(Excerpts from a figure dataset)
#####

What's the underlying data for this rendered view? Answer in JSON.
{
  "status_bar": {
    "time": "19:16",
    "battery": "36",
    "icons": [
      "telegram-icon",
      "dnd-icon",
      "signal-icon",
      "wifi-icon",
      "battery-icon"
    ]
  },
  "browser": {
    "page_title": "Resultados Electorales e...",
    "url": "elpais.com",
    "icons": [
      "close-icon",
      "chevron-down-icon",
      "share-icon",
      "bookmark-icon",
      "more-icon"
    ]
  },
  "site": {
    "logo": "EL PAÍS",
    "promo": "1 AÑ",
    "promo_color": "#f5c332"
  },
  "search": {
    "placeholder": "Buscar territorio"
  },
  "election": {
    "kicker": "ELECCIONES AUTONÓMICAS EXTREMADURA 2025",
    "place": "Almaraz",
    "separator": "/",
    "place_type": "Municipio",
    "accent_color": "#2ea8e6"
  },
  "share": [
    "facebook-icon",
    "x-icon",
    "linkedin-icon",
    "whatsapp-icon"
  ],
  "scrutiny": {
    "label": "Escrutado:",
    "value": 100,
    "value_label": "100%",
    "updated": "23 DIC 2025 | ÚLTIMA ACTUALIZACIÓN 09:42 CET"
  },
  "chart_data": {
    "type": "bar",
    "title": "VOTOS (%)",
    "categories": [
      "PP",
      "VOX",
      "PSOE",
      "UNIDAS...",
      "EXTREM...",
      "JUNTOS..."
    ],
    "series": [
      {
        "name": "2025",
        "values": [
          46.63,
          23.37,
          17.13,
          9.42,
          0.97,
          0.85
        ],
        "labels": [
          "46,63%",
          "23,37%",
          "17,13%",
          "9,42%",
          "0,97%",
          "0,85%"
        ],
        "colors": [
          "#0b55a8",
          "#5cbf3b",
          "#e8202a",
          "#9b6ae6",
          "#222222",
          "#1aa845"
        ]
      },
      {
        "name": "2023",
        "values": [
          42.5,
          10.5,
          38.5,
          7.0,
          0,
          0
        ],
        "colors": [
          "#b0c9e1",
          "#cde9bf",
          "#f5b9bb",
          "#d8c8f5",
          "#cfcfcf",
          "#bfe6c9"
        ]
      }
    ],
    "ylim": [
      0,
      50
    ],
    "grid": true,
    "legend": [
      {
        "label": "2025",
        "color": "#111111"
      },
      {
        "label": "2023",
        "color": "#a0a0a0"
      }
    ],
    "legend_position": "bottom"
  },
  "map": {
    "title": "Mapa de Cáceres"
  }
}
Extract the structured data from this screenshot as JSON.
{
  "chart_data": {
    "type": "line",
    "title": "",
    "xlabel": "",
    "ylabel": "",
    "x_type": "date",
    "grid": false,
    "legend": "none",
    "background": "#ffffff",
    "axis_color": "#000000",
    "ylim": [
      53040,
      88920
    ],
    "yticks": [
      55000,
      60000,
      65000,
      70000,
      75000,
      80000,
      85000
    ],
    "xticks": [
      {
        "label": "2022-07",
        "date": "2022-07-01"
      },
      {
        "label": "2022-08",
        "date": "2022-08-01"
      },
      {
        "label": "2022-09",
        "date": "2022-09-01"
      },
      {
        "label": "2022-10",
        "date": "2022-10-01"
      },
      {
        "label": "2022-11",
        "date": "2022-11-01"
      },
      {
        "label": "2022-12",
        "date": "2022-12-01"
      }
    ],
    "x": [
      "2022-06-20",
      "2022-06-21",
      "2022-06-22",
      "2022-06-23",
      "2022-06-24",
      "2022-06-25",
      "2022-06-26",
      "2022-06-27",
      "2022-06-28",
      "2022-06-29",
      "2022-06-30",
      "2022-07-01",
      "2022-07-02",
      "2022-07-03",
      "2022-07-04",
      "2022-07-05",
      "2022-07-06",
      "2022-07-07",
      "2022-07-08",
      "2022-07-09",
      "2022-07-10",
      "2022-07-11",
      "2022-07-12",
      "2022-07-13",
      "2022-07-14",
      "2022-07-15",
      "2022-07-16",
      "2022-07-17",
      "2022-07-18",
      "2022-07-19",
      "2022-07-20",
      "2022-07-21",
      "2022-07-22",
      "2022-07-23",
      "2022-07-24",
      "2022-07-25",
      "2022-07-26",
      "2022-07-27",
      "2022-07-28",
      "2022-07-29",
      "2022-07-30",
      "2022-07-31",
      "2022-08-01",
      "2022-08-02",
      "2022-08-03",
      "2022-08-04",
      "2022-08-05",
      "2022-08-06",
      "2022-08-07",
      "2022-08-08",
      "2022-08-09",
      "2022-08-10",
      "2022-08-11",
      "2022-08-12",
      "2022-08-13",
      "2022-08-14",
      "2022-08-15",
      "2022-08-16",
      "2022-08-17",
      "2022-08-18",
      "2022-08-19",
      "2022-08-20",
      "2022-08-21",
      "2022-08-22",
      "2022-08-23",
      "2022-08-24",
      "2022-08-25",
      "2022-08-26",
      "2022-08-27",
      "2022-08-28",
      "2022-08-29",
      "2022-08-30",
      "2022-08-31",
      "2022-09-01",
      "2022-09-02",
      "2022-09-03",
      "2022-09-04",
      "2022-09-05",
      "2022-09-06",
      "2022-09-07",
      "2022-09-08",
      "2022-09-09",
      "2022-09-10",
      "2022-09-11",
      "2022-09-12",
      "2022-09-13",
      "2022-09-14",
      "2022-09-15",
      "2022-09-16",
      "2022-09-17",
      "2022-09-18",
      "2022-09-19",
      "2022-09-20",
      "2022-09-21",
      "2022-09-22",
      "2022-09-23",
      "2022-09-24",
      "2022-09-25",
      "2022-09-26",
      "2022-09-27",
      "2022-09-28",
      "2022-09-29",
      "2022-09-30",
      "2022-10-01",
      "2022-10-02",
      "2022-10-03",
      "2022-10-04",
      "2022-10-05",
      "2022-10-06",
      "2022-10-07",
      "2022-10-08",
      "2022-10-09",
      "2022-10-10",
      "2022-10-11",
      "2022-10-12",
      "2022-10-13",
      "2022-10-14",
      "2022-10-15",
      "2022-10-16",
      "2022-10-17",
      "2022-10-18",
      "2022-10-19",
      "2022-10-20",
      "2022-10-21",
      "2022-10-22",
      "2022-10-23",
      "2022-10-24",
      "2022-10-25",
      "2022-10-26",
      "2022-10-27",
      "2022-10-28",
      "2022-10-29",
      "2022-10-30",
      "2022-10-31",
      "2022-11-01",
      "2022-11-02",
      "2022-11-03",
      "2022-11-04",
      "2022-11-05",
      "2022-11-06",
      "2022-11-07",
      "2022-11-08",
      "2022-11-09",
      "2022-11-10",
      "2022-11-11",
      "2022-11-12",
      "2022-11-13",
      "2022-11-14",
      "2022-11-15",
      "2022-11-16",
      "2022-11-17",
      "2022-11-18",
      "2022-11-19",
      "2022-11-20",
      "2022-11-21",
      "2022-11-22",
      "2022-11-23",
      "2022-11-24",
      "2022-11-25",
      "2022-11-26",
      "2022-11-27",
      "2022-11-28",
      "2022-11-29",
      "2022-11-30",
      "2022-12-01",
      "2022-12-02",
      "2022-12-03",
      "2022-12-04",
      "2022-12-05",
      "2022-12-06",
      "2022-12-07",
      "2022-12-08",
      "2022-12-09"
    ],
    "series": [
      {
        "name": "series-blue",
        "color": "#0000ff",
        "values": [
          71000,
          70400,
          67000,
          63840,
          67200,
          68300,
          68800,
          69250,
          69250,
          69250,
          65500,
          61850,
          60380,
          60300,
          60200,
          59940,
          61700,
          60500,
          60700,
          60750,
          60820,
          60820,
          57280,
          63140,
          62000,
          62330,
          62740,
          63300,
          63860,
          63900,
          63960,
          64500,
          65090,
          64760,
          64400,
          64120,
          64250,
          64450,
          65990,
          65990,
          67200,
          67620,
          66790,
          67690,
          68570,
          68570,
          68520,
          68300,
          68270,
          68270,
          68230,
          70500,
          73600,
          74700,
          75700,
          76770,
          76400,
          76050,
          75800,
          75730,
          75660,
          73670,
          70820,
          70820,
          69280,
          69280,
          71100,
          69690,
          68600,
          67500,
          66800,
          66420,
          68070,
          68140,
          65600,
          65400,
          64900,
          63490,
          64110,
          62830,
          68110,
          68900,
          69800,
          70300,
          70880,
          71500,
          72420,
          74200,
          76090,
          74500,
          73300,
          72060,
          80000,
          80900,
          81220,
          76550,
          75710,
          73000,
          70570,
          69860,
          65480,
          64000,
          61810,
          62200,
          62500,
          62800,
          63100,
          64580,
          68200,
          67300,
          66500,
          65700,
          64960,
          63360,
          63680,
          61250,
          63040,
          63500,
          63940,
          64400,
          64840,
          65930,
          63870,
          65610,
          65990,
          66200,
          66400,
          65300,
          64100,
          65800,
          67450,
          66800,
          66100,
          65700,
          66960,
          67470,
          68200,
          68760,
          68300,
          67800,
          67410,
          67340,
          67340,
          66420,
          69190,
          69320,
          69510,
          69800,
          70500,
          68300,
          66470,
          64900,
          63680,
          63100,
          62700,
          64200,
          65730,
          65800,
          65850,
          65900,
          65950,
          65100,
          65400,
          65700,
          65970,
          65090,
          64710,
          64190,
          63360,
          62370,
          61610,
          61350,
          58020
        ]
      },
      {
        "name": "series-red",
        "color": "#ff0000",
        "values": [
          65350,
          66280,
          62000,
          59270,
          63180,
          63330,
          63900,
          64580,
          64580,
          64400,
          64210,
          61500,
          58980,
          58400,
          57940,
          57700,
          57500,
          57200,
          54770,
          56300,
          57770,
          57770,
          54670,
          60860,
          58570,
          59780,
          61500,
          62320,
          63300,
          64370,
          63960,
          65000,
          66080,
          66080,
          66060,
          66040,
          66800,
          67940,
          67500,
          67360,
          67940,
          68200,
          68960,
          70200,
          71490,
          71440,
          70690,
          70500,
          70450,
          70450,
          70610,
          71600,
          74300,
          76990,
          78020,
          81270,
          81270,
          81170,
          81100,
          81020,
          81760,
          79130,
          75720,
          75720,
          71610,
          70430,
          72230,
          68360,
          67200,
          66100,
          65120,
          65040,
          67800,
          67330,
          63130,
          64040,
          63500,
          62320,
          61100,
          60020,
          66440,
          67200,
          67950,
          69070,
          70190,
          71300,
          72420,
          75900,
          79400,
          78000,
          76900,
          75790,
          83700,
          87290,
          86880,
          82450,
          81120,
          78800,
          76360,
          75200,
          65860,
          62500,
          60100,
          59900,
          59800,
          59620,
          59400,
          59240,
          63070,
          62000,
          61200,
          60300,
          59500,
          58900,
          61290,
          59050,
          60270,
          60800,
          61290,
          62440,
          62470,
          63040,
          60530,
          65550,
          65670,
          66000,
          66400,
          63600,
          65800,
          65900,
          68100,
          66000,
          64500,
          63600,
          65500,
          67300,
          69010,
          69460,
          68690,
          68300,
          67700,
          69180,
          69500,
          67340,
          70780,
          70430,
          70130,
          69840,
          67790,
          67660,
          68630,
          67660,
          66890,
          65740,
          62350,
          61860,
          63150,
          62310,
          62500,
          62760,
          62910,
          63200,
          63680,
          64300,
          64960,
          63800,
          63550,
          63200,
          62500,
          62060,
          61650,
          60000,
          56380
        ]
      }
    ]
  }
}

#####

## WHAT TO WORK ON
Pick out the lines containing the string "series".

## SOLUTION
    "series": [
    "series": [
        "name": "series-blue",
        "name": "series-red",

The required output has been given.